» **The request**
Read the records and gather each line that includes "this".

# start of Data to use

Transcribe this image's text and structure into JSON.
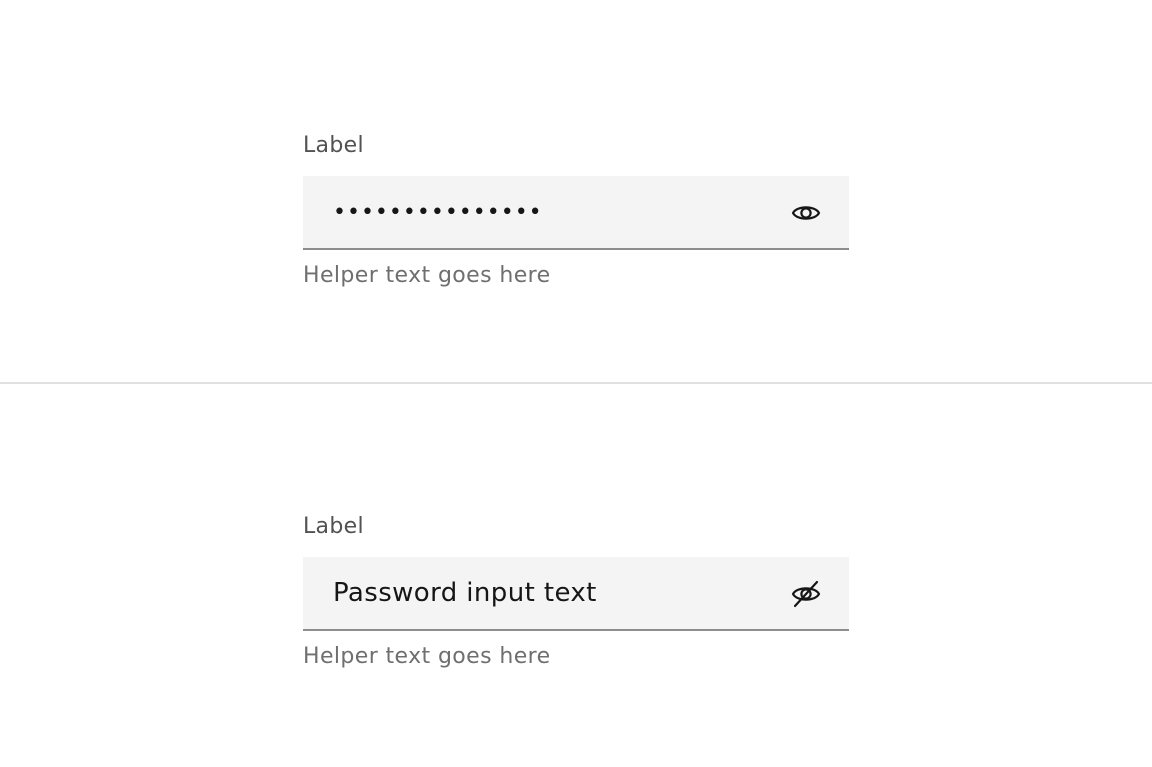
{
  "fields": [
    {
      "label": "Label",
      "value": "•••••••••••••••",
      "helper": "Helper text goes here",
      "toggle_icon": "eye-icon",
      "state": "hidden"
    },
    {
      "label": "Label",
      "value": "Password input text",
      "helper": "Helper text goes here",
      "toggle_icon": "eye-off-icon",
      "state": "visible"
    }
  ],
  "colors": {
    "field_background": "#f4f4f4",
    "field_border": "#8d8d8d",
    "label": "#525252",
    "helper": "#6f6f6f",
    "text": "#161616",
    "divider": "#e0e0e0"
  }
}
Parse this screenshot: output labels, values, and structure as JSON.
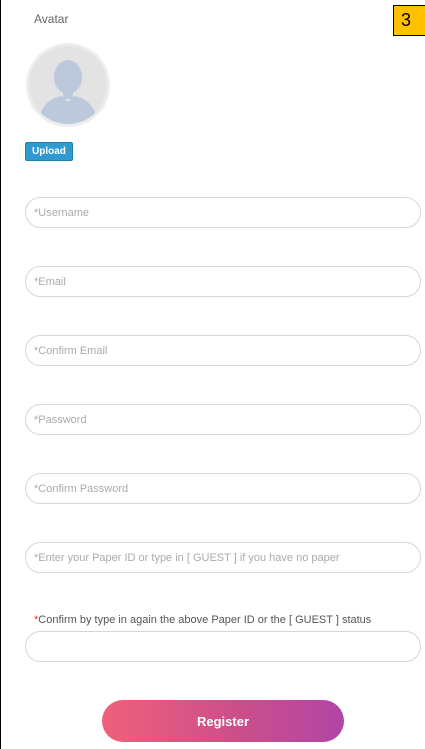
{
  "avatar": {
    "label": "Avatar",
    "image_icon": "user-silhouette-icon",
    "upload_label": "Upload"
  },
  "step_badge": {
    "text": "3"
  },
  "fields": {
    "username": {
      "placeholder": "*Username",
      "value": ""
    },
    "email": {
      "placeholder": "*Email",
      "value": ""
    },
    "confirm_email": {
      "placeholder": "*Confirm Email",
      "value": ""
    },
    "password": {
      "placeholder": "*Password",
      "value": ""
    },
    "confirm_password": {
      "placeholder": "*Confirm Password",
      "value": ""
    },
    "paper_id": {
      "placeholder": "*Enter your Paper ID or type in [ GUEST ] if you have no paper",
      "value": ""
    },
    "confirm_paper_id": {
      "label_star": "*",
      "label": "Confirm by type in again the above Paper ID or the [ GUEST ] status",
      "value": ""
    }
  },
  "register": {
    "label": "Register"
  },
  "colors": {
    "upload_button": "#2f9bd1",
    "register_gradient_start": "#f0607a",
    "register_gradient_end": "#b146a6",
    "badge": "#ffc000",
    "required_star": "#e0302f"
  }
}
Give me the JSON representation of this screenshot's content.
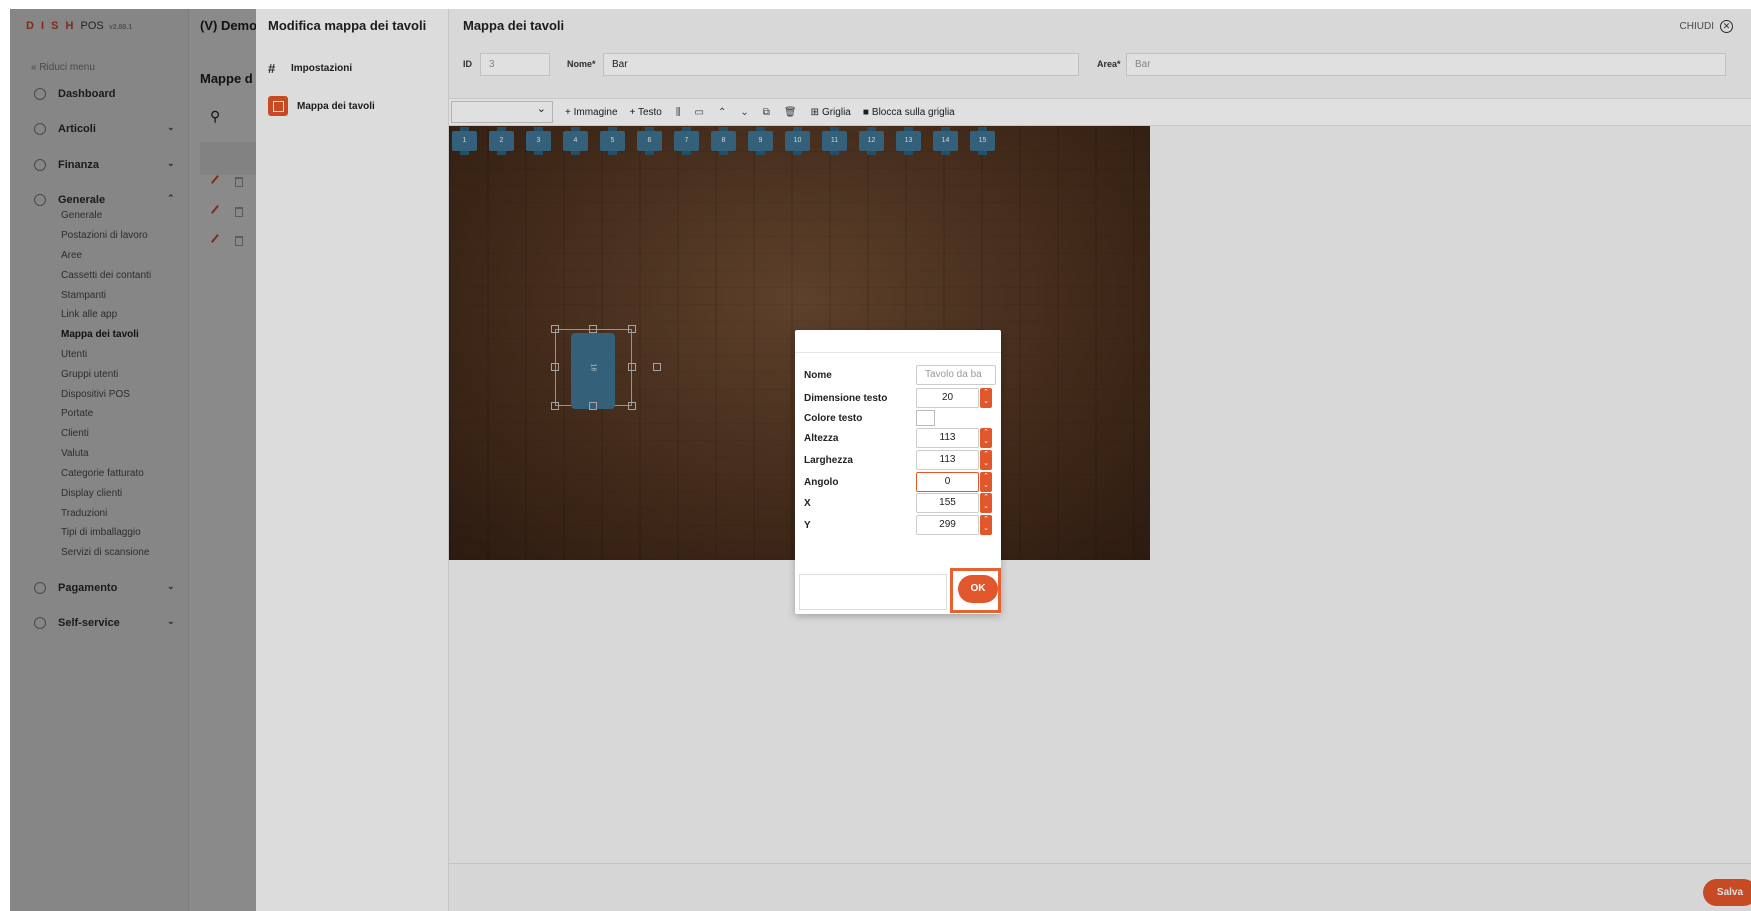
{
  "app": {
    "logo": "D I S H",
    "logo_pos": "POS",
    "version": "v2.88.1"
  },
  "nav": {
    "collapse": "« Riduci menu",
    "items": [
      {
        "label": "Dashboard"
      },
      {
        "label": "Articoli"
      },
      {
        "label": "Finanza"
      },
      {
        "label": "Generale"
      },
      {
        "label": "Pagamento"
      },
      {
        "label": "Self-service"
      }
    ],
    "sub": [
      "Generale",
      "Postazioni di lavoro",
      "Aree",
      "Cassetti dei contanti",
      "Stampanti",
      "Link alle app",
      "Mappa dei tavoli",
      "Utenti",
      "Gruppi utenti",
      "Dispositivi POS",
      "Portate",
      "Clienti",
      "Valuta",
      "Categorie fatturato",
      "Display clienti",
      "Traduzioni",
      "Tipi di imballaggio",
      "Servizi di scansione"
    ]
  },
  "bg": {
    "title": "(V) Demo",
    "subtitle": "Mappe d"
  },
  "panel": {
    "side_title": "Modifica mappa dei tavoli",
    "links": [
      "Impostazioni",
      "Mappa dei tavoli"
    ],
    "title": "Mappa dei tavoli",
    "close": "CHIUDI",
    "id_label": "ID",
    "id_value": "3",
    "name_label": "Nome*",
    "name_value": "Bar",
    "area_label": "Area*",
    "area_value": "Bar",
    "save": "Salva"
  },
  "toolbar": {
    "image": "+ Immagine",
    "text": "+ Testo",
    "grid": "Griglia",
    "lock": "Blocca sulla griglia"
  },
  "tables": [
    "1",
    "2",
    "3",
    "4",
    "5",
    "6",
    "7",
    "8",
    "9",
    "10",
    "11",
    "12",
    "13",
    "14",
    "15"
  ],
  "selected_table_label": "16",
  "dialog": {
    "rows": [
      {
        "label": "Nome",
        "value": "Tavolo da ba"
      },
      {
        "label": "Dimensione testo",
        "value": "20"
      },
      {
        "label": "Colore testo",
        "value": ""
      },
      {
        "label": "Altezza",
        "value": "113"
      },
      {
        "label": "Larghezza",
        "value": "113"
      },
      {
        "label": "Angolo",
        "value": "0"
      },
      {
        "label": "X",
        "value": "155"
      },
      {
        "label": "Y",
        "value": "299"
      }
    ],
    "ok": "OK"
  },
  "colors": {
    "accent": "#e2562b",
    "table": "#3d6e8a"
  }
}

# end of Data to use

» **The completed task**
Transcribe this image's text and structure into JSON.
Parse this screenshot: output labels, values, and structure as JSON.
Give me the JSON representation of this screenshot's content.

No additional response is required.